**REQUESTS**
1. Which two plants does the garden-planner review name as missing from the plant list?
2. Please resume the garden-planner review after its last sentence.

And each plant icon comes fully equipped with much of the information you need to grow it successfully — soil type, plant family, and spacing for example. I would have liked to see ideal soil temperature for germination too, but maybe that just shows how nerdy I am.
Like any tool, there are aspects of this one I’m not crazy about. The drawing tools aren’t very robust, so I spent several hours at first trying to get all the boxes and paths the way I wanted them. Often it was easier to erase a feature and start over rather than try to change its characteristics.
While the plant list is large, there were a few missing — mizuna and broccoli raab immediately come to mind, and it doesn’t allow for combinations like my spicy salad mix. I also ran into a problem with varieties of a crop. Take radishes as an example — there are small red salad radishes, icicle-shaped daikons, and the increasingly popular turnip-sized “watermelon” radishes. Spacing is going to be substantially different for each, but the graphics don’t allow me to specify large or small varieties.

**Stored data**
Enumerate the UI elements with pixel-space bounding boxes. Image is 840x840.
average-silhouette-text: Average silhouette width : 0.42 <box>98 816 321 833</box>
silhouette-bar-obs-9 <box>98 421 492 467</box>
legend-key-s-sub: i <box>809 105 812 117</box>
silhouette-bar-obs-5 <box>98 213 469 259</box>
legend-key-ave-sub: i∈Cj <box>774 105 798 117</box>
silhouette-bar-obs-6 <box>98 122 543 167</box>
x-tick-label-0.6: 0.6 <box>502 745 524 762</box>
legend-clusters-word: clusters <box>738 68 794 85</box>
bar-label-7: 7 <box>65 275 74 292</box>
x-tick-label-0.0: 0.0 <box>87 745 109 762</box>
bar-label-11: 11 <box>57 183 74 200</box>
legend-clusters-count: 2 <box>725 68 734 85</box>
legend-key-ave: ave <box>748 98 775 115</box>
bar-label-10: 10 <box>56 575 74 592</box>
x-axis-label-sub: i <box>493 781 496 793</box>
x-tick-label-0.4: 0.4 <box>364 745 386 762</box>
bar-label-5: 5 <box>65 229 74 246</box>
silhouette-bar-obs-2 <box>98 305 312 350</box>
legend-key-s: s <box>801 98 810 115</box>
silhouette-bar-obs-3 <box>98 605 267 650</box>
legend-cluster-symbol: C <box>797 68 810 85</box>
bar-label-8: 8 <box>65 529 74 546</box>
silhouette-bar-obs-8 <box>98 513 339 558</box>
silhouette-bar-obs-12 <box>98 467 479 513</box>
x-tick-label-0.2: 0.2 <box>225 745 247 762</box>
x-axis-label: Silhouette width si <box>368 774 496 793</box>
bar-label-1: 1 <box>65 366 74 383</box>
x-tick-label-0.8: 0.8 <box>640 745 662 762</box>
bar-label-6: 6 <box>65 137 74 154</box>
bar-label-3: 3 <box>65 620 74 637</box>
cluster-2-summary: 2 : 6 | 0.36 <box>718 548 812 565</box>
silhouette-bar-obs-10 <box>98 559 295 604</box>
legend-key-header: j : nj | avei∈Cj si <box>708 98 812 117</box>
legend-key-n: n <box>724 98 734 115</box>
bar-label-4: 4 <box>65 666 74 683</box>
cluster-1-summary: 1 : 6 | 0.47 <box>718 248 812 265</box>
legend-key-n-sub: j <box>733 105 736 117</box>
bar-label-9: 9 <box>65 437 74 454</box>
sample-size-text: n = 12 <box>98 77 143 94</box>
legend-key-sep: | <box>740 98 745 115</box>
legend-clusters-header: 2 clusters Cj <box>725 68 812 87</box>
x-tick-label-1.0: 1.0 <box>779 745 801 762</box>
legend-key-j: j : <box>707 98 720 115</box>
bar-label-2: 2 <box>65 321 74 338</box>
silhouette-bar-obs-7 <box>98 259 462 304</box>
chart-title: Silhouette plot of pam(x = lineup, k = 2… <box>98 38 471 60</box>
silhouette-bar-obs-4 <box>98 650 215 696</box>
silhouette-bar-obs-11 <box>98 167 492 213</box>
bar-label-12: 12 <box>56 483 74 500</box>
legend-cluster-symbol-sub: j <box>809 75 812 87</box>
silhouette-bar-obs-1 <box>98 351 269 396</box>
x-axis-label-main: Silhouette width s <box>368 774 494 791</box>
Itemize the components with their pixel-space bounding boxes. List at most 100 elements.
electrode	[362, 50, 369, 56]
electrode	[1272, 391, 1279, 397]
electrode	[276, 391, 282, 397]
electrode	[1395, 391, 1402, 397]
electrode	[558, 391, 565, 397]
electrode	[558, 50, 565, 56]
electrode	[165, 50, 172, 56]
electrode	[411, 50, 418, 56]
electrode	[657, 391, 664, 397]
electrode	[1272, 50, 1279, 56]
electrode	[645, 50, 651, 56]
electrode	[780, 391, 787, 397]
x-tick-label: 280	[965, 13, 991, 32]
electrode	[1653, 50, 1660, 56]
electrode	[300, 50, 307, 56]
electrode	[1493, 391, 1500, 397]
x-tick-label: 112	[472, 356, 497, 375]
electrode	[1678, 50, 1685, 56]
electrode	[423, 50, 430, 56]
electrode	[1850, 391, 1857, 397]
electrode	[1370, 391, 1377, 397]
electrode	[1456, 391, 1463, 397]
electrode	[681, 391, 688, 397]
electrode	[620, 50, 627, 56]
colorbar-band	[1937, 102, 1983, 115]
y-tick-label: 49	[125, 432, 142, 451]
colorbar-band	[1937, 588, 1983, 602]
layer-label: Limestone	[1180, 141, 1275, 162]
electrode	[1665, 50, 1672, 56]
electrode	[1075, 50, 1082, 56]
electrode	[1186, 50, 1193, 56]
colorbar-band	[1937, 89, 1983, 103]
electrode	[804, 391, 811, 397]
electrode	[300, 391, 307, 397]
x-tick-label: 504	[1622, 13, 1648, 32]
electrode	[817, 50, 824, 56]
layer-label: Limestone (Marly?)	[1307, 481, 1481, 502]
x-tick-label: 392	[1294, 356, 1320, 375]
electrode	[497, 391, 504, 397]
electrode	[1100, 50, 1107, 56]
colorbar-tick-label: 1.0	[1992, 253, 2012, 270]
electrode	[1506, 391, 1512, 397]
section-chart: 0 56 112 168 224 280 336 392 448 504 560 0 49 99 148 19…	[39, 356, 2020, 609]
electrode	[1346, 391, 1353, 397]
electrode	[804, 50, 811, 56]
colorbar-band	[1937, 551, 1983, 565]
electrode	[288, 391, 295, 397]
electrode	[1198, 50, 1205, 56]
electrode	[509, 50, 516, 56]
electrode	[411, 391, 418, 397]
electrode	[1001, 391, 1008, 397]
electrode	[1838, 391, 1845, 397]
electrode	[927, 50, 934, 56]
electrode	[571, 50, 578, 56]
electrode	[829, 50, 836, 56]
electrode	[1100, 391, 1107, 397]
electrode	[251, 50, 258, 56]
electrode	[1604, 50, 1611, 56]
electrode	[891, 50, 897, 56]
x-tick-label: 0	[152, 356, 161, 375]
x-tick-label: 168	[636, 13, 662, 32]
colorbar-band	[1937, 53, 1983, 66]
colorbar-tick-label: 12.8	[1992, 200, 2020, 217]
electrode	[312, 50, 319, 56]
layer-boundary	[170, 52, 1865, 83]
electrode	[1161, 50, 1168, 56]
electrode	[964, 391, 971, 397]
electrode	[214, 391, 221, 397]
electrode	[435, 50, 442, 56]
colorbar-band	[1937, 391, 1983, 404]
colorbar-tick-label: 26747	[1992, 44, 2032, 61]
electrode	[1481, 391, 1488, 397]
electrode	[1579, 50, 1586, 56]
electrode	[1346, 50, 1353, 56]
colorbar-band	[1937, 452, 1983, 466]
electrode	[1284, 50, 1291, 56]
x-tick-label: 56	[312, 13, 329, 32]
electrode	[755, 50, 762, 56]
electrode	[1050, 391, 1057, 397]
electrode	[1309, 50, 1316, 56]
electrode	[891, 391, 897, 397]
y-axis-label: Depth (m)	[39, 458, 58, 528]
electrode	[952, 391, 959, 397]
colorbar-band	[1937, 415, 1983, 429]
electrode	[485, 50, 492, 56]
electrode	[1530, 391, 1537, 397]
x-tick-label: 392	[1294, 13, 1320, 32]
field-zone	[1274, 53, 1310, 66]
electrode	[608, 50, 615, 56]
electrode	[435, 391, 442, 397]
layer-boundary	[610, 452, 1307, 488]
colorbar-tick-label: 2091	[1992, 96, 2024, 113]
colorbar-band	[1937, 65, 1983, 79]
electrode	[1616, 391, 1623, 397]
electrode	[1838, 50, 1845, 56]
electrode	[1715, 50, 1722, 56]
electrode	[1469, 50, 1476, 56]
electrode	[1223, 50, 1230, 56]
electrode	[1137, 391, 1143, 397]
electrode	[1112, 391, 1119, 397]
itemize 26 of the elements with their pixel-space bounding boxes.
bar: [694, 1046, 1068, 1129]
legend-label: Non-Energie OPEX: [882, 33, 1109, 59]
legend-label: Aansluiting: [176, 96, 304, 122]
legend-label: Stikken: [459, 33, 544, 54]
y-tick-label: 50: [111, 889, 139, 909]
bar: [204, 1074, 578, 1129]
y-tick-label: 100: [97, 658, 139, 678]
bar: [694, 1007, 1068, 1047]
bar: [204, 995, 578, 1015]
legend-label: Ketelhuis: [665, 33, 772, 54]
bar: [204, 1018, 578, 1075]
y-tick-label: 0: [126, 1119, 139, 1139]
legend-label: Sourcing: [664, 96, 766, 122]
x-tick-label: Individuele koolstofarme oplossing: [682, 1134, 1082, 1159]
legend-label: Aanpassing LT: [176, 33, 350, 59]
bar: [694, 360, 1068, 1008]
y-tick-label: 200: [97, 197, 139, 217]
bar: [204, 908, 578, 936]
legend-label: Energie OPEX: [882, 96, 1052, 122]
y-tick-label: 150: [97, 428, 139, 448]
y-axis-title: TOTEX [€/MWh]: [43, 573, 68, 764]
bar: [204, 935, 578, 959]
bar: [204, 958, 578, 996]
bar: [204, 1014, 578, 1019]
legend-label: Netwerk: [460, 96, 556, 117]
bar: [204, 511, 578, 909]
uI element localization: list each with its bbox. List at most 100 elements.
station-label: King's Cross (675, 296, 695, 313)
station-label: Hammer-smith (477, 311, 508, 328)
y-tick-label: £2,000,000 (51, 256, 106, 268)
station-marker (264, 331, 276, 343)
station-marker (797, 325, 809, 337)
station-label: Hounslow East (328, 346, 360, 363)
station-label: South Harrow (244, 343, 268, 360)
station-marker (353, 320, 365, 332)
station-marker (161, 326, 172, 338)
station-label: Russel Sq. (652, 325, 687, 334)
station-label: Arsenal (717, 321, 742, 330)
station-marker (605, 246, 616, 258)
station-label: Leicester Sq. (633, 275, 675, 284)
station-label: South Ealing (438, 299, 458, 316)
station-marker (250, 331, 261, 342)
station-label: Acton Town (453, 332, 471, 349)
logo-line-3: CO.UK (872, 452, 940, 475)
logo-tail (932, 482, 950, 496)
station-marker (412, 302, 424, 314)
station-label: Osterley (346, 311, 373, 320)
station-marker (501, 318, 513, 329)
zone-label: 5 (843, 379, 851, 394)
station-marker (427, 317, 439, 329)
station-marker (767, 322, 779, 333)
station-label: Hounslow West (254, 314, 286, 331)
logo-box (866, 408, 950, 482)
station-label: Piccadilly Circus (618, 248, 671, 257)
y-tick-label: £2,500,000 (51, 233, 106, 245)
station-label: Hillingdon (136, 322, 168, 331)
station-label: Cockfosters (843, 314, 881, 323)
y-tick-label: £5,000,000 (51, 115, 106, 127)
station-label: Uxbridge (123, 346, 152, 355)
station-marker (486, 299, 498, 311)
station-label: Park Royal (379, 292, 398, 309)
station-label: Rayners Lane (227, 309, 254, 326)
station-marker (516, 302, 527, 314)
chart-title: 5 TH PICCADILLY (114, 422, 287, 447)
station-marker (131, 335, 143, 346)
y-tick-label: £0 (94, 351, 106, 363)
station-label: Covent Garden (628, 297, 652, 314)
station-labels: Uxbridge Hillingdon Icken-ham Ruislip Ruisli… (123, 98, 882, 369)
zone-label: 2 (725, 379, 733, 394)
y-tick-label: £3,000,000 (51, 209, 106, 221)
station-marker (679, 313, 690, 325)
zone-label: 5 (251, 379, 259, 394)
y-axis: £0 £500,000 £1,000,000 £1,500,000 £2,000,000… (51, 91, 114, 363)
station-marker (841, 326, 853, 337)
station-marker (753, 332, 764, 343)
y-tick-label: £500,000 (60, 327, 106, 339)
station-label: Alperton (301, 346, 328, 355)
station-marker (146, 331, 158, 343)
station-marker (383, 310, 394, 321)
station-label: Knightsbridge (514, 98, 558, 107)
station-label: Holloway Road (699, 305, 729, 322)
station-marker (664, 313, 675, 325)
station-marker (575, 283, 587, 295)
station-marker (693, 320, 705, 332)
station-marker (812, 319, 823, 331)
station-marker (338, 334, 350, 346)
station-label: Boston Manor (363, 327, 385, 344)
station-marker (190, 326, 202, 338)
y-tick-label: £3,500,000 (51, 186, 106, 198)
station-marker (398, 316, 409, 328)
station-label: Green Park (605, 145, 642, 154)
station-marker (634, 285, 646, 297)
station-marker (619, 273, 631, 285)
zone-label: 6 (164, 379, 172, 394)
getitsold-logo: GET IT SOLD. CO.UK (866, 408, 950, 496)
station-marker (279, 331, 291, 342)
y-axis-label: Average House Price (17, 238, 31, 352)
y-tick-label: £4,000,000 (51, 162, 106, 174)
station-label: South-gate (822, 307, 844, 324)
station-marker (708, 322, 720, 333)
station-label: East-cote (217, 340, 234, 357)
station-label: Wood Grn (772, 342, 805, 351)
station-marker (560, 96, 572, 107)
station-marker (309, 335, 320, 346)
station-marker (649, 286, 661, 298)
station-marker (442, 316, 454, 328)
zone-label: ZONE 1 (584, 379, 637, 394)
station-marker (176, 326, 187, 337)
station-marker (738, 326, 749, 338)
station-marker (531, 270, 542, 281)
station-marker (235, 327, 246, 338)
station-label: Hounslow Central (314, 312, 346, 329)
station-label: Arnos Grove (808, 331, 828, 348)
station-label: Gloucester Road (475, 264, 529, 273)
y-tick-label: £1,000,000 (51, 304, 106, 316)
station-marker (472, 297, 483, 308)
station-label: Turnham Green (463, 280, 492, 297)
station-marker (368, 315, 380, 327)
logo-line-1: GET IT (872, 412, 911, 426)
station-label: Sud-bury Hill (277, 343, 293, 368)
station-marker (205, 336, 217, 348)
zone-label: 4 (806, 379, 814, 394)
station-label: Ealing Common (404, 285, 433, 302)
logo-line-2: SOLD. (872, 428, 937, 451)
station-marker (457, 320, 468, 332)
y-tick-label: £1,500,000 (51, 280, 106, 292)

**OUTPUTS IN ORDER**
1. Mizuna and broccoli raab.

2.
I also have lingering questions about the back-end design of the program. I know precious little about these things, but I have yet to determine whether I can export my plan as a graphic and save it to my computer. The entire program appears to these extremely novice eyes to be driven off Flash and Java, which means it lacks a lot of the functions I’m used to when navigating other websites.
Did I mention it costs $25 a year? That amount is worth it to me, but part of that value is the continuity from year to year. What if Mother Earth News chooses to discontinue the garden planner? I might be completely out of luck.
But until then, I’m pretty happy with my neat, organized garden plan. Now if only my garden actually looked as perfect in real life as it does in its digital version!